> Selected passage:
__________

One thing that was useful in Pire's old installation and should therefore be rescued (as it is not provided out of the box by the above approach): make more of Pi-forall's parsers available: PiForall.Parser exports just parseExpr, but for more fine grained experimentation/testing one may want to test Pi-forall's individual parsers as well: expr, decl etc., in addition to the commands above one can then test for example (the expr parser here):

$ cabal new-repl pire-pi-forall
>>> runFreshM (evalStateT (runParserT (do { whiteSpace; v <- expr; eof; return v}) [] "<interactive>" " Succ n") emptyConstructorNames)
...

The Trifecta parsers: a tour

old docs, yet to be updated

Start the cabal repl and load the _pire.hs file (just a laundry list of further imports, for convenience), the system answers with a long list of modules being loaded (shortened here):

$ cabal new-repl
...
Loaded GHCi configuration from /home/rx/cfg/hs/dot-ghci
[ 1 of 51] Compiling Hint             ( Hint.hs, interpreted )
[ 2 of 51] Compiling OldSyntax        ( OldSyntax.hs, interpreted )
[ 3 of 51] Compiling OldSmart         ( OldSmart.hs, interpreted )
[ 4 of 51] Compiling OldNoPos         ( OldNoPos.hs, interpreted )
[ 5 of 51] Compiling OldNavigation    ( OldNavigation.hs, interpreted )
[ 6 of 51] Compiling OldForget        ( OldForget.hs, interpreted )
[ 7 of 51] Compiling OldText2String   ( OldText2String.hs, interpreted )
[ 8 of 51] Compiling PrettyCore       ( PrettyCore.hs, interpreted )
[ 9 of 51] Compiling PrettyCommon     ( PrettyCommon.hs, interpreted )
[10 of 51] Compiling Refactor         ( Refactor.hs, interpreted )
[11 of 51] Compiling Size             ( Size.hs, interpreted )
[12 of 51] Compiling Syntax           ( Syntax.hs, interpreted )
...

(or cabal new-repl pire …)

>>> :l _pire
...
[ 1 of 52] Compiling Hint             ( Hint.hs, interpreted )
[ 2 of 52] Compiling PrettyCore       ( PrettyCore.hs, interpreted )
[ 3 of 52] Compiling PrettyCommon     ( PrettyCommon.hs, interpreted )
[ 4 of 52] Compiling Refactor         ( Refactor.hs, interpreted )
[ 5 of 52] Compiling Size             ( Size.hs, interpreted )
[ 6 of 52] Compiling Syntax           ( Syntax.hs, interpreted )
[ 7 of 52] Compiling Smart            ( Smart.hs, interpreted )
[ 8 of 52] Compiling Pretty2          ( Pretty2.hs, interpreted )
[ 9 of 52] Compiling Desugar          ( Desugar.hs, interpreted )

__________

> Objective 1: Print the passage of the Pi-forall parser notes between "Start the cabal" and "OldSmart.hs, interpreted )", inclusive, keeping every character as it stands.

__________

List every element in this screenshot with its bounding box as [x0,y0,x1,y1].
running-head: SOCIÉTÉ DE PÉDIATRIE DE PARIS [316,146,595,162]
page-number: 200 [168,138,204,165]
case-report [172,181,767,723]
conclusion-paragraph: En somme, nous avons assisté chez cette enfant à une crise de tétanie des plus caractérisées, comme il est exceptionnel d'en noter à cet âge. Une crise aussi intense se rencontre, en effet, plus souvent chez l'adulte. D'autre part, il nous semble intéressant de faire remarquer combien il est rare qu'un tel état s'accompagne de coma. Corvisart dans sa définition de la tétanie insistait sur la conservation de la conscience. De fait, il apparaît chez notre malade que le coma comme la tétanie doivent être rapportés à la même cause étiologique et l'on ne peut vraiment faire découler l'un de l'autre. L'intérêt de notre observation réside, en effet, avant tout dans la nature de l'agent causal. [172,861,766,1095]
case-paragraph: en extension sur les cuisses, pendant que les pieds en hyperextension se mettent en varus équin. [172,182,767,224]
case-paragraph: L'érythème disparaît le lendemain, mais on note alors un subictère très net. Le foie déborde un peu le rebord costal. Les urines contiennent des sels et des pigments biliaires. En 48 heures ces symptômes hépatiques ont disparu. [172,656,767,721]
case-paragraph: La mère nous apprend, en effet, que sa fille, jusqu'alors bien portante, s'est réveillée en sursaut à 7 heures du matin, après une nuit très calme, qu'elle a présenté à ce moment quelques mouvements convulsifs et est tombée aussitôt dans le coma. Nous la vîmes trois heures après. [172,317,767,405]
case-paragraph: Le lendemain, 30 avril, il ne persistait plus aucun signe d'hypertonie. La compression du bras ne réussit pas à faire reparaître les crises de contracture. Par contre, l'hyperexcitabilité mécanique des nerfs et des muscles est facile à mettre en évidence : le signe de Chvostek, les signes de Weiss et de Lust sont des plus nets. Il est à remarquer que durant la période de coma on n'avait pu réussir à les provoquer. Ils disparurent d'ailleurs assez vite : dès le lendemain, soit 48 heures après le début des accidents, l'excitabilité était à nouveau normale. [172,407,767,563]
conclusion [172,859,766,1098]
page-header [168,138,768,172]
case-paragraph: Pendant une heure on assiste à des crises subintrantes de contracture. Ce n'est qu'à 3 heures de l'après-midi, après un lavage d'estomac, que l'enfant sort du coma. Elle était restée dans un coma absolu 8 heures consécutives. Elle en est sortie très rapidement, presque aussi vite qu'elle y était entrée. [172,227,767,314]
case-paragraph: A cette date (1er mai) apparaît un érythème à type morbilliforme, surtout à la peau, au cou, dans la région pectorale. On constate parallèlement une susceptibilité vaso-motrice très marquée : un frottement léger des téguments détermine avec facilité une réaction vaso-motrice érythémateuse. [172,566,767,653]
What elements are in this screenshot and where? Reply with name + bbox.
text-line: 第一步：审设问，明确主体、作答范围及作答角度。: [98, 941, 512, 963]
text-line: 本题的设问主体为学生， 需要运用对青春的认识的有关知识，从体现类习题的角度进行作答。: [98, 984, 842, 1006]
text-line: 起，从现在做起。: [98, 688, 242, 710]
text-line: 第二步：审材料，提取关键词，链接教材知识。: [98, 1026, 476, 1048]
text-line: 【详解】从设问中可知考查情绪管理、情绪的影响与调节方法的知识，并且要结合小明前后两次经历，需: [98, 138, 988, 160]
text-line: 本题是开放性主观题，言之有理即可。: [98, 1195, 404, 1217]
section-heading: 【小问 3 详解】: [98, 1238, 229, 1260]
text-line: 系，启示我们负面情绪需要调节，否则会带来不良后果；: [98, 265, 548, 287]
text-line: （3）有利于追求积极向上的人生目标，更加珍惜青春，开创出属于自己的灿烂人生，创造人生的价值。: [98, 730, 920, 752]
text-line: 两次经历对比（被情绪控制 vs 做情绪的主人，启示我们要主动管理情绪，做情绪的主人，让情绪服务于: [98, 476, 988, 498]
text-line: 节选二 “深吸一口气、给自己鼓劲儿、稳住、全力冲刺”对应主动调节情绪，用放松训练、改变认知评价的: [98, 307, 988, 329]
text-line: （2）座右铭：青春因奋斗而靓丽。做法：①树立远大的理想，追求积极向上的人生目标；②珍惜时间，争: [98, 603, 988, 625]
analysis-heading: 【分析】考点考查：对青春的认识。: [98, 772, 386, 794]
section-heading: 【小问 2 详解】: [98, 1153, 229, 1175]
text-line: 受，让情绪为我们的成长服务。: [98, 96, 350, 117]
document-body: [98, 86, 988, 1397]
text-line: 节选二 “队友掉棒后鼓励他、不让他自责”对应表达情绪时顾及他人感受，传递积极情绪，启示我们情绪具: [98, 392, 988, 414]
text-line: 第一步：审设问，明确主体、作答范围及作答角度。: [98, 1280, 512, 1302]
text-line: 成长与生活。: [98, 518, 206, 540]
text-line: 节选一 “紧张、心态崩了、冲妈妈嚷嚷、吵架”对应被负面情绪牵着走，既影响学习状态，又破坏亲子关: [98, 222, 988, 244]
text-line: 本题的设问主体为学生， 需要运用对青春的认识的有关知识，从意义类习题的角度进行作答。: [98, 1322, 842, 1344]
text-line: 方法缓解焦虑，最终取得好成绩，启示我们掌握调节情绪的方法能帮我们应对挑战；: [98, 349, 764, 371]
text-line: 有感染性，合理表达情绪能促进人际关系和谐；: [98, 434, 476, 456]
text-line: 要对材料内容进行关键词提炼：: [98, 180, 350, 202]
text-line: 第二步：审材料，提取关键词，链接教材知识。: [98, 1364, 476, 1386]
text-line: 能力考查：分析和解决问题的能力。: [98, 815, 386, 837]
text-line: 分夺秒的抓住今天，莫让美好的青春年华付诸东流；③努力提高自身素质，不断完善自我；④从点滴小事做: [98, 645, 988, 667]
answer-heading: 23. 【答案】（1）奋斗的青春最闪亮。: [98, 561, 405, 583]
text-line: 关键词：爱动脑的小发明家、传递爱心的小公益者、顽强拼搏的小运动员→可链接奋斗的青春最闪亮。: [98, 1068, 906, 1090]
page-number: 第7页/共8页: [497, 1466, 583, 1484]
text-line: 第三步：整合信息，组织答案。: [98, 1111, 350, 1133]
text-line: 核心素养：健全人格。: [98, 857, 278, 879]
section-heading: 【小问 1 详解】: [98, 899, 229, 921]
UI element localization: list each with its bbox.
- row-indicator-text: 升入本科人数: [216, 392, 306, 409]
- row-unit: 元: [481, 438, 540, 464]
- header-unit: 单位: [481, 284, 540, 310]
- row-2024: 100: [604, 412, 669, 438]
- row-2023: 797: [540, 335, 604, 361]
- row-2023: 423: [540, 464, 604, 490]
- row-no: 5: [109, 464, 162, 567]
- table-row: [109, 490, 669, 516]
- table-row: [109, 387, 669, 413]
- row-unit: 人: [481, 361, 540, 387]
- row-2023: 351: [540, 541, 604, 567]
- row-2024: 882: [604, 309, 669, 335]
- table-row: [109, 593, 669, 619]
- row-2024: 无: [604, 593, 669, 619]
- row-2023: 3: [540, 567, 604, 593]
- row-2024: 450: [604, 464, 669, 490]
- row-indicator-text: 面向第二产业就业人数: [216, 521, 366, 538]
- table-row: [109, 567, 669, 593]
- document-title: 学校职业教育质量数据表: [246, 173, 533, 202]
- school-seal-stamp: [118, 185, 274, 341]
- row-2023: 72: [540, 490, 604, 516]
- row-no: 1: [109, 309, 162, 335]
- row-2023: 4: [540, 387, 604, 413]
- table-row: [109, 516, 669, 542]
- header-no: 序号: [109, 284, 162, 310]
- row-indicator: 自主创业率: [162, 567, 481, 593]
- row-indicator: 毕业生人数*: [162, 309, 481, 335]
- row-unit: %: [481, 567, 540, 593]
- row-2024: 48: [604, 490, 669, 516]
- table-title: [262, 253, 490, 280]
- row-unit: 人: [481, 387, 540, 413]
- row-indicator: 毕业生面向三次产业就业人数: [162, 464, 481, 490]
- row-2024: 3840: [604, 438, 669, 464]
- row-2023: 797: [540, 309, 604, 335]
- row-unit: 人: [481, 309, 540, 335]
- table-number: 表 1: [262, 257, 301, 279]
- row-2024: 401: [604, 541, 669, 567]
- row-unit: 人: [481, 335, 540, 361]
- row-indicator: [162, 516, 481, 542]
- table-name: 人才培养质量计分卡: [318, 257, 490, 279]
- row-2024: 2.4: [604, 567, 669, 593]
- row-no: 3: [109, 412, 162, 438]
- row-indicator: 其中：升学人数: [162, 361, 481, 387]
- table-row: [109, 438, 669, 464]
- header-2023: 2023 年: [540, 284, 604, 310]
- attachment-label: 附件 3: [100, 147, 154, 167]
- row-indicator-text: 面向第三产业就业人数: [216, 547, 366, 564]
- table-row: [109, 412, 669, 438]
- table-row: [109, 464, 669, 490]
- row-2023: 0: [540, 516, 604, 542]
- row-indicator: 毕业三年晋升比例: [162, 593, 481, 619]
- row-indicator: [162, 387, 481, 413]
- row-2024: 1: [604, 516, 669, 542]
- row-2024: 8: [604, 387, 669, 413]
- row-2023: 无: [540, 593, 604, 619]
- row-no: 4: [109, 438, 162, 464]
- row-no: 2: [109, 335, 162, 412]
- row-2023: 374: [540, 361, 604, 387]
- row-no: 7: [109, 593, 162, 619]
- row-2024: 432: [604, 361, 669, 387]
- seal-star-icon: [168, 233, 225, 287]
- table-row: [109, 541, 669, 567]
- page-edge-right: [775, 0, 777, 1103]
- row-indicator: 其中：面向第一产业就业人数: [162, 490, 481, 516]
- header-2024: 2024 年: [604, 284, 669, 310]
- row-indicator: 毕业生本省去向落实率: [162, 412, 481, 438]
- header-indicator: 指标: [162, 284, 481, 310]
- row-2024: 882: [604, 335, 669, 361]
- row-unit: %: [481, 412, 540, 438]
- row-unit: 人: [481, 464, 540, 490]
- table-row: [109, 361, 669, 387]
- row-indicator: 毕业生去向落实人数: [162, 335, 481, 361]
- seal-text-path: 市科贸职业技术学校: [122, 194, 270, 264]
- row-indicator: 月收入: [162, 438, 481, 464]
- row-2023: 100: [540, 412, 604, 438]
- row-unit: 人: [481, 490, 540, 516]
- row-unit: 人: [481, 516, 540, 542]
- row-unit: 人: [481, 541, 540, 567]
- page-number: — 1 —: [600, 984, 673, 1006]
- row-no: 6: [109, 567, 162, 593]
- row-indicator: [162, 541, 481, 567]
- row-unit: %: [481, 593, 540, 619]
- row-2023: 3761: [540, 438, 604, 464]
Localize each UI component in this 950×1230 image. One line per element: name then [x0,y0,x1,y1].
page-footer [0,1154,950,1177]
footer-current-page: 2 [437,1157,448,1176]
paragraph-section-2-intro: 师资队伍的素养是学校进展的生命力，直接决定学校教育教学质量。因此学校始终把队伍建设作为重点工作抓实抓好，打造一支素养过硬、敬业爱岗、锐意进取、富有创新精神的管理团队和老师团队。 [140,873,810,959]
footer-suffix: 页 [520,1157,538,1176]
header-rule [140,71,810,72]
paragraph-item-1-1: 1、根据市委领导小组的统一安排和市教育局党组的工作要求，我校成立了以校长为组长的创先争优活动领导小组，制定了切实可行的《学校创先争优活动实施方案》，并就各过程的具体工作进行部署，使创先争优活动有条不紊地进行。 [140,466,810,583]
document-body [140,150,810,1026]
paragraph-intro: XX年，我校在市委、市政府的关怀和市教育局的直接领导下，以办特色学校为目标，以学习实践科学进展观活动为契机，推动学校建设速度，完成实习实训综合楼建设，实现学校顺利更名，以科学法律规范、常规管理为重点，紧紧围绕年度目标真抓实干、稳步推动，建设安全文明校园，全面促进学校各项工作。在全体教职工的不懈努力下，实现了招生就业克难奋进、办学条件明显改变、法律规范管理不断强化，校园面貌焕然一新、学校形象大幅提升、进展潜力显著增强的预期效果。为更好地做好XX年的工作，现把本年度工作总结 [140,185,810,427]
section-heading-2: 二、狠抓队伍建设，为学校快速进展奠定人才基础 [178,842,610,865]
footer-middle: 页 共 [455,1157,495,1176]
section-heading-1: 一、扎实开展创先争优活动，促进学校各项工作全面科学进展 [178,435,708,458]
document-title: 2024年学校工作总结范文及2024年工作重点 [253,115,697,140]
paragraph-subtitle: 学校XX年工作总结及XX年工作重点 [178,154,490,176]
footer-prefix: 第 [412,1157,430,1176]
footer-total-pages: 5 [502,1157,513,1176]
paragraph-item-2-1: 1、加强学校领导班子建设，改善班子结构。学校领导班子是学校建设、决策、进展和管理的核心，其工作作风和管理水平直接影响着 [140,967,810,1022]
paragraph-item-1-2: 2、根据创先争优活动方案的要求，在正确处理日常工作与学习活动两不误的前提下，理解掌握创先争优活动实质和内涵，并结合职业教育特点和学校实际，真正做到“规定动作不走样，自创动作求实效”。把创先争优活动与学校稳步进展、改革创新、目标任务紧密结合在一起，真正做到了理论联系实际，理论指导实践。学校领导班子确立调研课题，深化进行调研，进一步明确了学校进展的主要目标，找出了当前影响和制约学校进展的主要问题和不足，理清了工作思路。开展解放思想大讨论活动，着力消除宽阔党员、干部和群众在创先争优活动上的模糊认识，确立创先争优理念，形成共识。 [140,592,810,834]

__________

> Objective 2: Rename "case-paragraph" to "body-paragraph" in the entries, from their first line through the line holding "case-paragraph: Le lendemain, 30", inclusive. Return only those lines, with nothing else changed.

> Final result 1:
Start the cabal repl and load the _pire.hs file (just a laundry list of further imports, for convenience), the system answers with a long list of modules being loaded (shortened here):

$ cabal new-repl
...
Loaded GHCi configuration from /home/rx/cfg/hs/dot-ghci
[ 1 of 51] Compiling Hint             ( Hint.hs, interpreted )
[ 2 of 51] Compiling OldSyntax        ( OldSyntax.hs, interpreted )
[ 3 of 51] Compiling OldSmart         ( OldSmart.hs, interpreted )

> Final result 2:
List every element in this screenshot with its bounding box as [x0,y0,x1,y1].
running-head: SOCIÉTÉ DE PÉDIATRIE DE PARIS [316,146,595,162]
page-number: 200 [168,138,204,165]
case-report [172,181,767,723]
conclusion-paragraph: En somme, nous avons assisté chez cette enfant à une crise de tétanie des plus caractérisées, comme il est exceptionnel d'en noter à cet âge. Une crise aussi intense se rencontre, en effet, plus souvent chez l'adulte. D'autre part, il nous semble intéressant de faire remarquer combien il est rare qu'un tel état s'accompagne de coma. Corvisart dans sa définition de la tétanie insistait sur la conservation de la conscience. De fait, il apparaît chez notre malade que le coma comme la tétanie doivent être rapportés à la même cause étiologique et l'on ne peut vraiment faire découler l'un de l'autre. L'intérêt de notre observation réside, en effet, avant tout dans la nature de l'agent causal. [172,861,766,1095]
body-paragraph: en extension sur les cuisses, pendant que les pieds en hyperextension se mettent en varus équin. [172,182,767,224]
body-paragraph: L'érythème disparaît le lendemain, mais on note alors un subictère très net. Le foie déborde un peu le rebord costal. Les urines contiennent des sels et des pigments biliaires. En 48 heures ces symptômes hépatiques ont disparu. [172,656,767,721]
body-paragraph: La mère nous apprend, en effet, que sa fille, jusqu'alors bien portante, s'est réveillée en sursaut à 7 heures du matin, après une nuit très calme, qu'elle a présenté à ce moment quelques mouvements convulsifs et est tombée aussitôt dans le coma. Nous la vîmes trois heures après. [172,317,767,405]
body-paragraph: Le lendemain, 30 avril, il ne persistait plus aucun signe d'hypertonie. La compression du bras ne réussit pas à faire reparaître les crises de contracture. Par contre, l'hyperexcitabilité mécanique des nerfs et des muscles est facile à mettre en évidence : le signe de Chvostek, les signes de Weiss et de Lust sont des plus nets. Il est à remarquer que durant la période de coma on n'avait pu réussir à les provoquer. Ils disparurent d'ailleurs assez vite : dès le lendemain, soit 48 heures après le début des accidents, l'excitabilité était à nouveau normale. [172,407,767,563]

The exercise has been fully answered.